-- Exercise brief --
Read the records below. Copy each line where the string "ponteira" occurs.

Data excerpts
— start —

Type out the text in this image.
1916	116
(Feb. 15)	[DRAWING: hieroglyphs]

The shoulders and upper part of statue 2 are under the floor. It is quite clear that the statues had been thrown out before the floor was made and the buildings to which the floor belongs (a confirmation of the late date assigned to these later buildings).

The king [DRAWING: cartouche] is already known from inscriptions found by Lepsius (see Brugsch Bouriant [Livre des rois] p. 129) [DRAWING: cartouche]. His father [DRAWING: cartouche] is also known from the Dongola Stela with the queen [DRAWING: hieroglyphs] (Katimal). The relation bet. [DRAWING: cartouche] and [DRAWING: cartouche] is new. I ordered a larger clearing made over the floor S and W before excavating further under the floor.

— end —
— start —

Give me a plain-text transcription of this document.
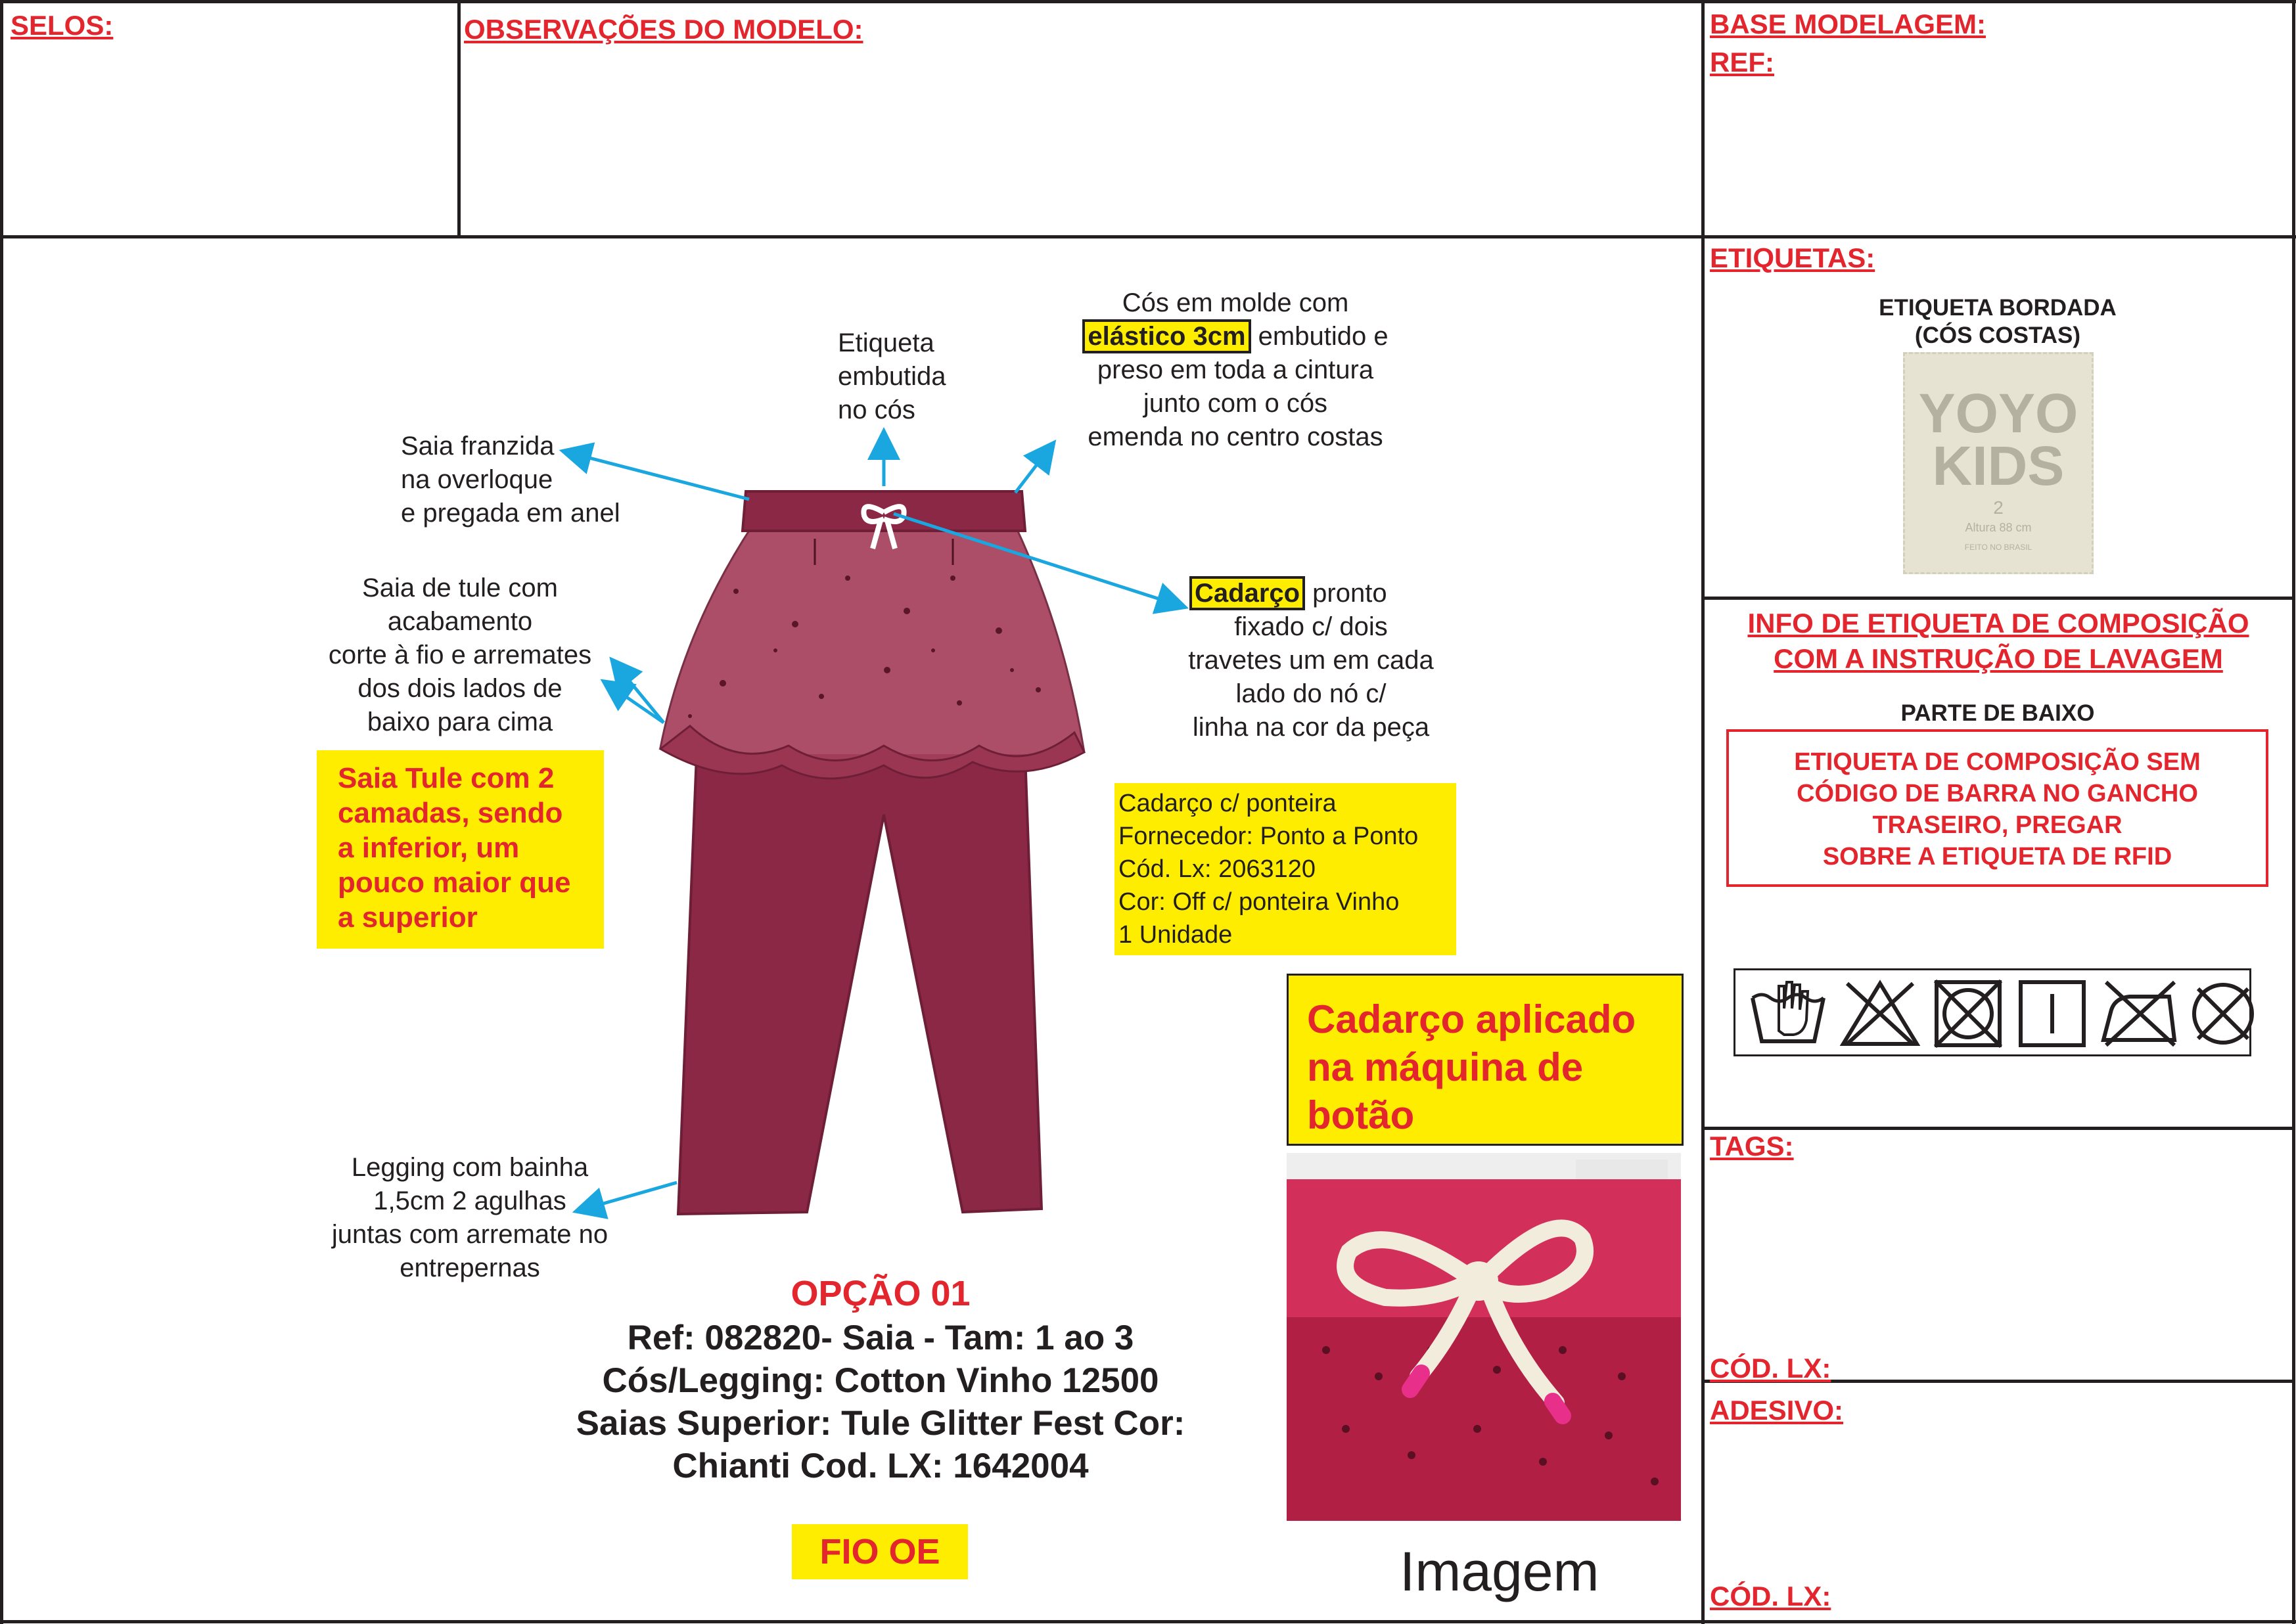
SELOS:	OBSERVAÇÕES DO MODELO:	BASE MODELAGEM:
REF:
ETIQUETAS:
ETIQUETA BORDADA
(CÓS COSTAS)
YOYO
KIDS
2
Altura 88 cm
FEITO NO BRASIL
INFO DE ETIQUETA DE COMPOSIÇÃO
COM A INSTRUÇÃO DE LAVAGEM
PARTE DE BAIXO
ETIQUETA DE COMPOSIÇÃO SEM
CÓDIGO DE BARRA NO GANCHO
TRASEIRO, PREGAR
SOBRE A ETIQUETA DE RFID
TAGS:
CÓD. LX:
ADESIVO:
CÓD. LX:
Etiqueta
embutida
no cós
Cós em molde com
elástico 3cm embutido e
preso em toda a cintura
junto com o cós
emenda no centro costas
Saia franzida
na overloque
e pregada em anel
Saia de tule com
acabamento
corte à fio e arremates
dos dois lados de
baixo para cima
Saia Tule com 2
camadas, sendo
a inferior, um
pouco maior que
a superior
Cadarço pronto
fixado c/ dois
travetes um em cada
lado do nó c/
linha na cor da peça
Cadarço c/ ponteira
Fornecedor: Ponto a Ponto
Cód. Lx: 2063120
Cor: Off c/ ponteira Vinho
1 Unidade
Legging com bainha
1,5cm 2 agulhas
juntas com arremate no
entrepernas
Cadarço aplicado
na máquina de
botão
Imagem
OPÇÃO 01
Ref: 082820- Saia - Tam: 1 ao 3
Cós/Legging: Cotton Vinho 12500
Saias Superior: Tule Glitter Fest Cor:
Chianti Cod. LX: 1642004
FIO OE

— end —
— start —

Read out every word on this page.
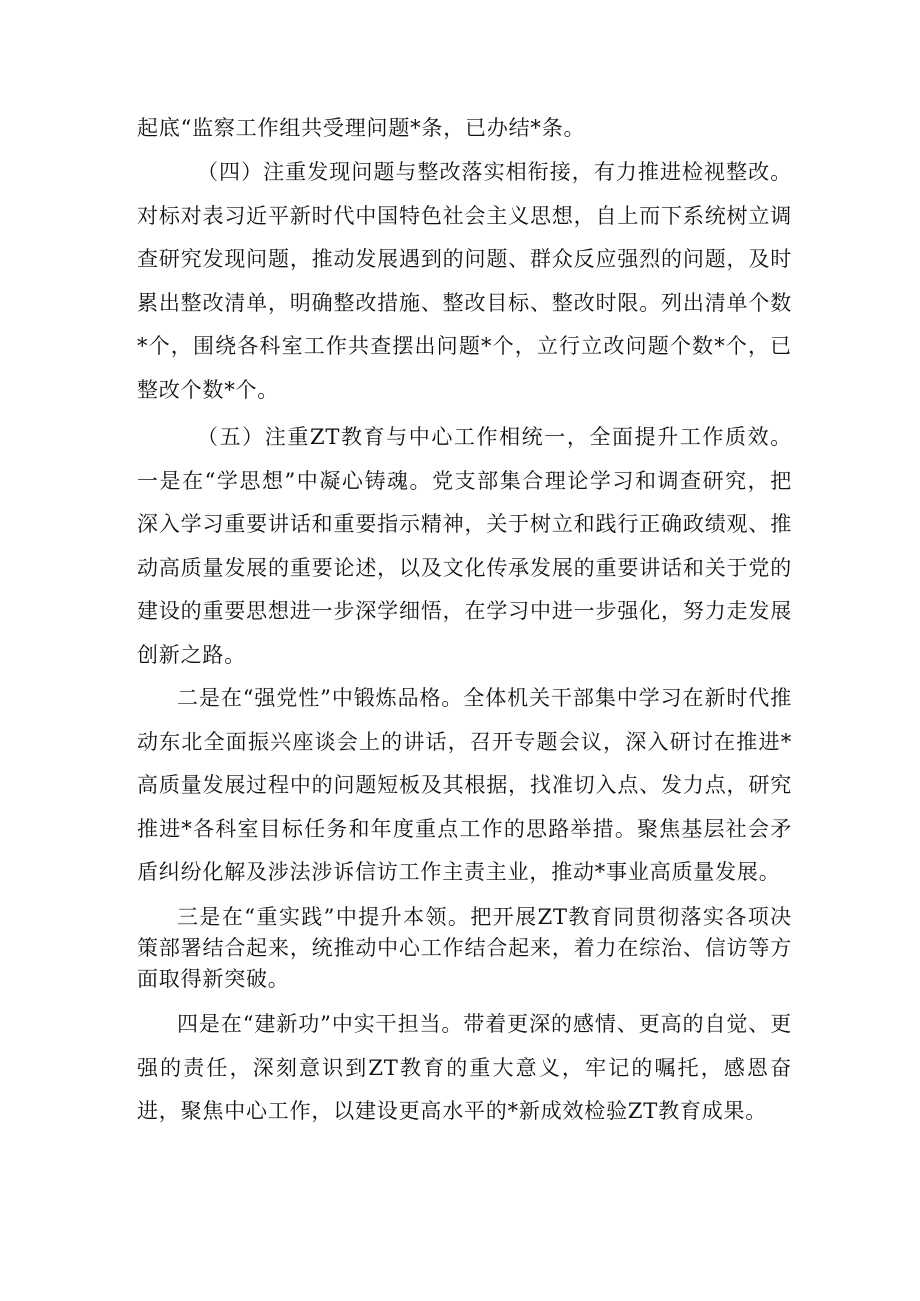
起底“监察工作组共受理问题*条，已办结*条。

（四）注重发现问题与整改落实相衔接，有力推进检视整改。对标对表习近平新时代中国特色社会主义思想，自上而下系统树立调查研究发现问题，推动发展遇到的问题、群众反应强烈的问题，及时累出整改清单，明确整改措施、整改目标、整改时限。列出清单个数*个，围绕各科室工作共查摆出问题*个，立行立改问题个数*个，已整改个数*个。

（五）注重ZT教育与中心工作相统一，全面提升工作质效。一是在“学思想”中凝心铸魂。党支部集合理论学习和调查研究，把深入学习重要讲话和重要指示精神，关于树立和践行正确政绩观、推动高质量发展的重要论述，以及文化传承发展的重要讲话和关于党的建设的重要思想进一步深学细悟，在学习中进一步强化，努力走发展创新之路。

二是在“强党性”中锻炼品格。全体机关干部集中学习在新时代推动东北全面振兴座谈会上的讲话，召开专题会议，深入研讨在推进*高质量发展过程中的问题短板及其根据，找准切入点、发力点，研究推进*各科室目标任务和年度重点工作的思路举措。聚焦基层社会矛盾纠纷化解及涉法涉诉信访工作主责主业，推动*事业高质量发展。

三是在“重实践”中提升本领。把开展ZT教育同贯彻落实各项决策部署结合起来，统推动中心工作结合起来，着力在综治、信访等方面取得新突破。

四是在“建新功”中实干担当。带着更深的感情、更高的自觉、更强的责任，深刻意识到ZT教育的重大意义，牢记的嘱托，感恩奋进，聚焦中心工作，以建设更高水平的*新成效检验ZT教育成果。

— end —

-- Exercise output --
Cadarço c/ ponteira
Cor: Off c/ ponteira Vinho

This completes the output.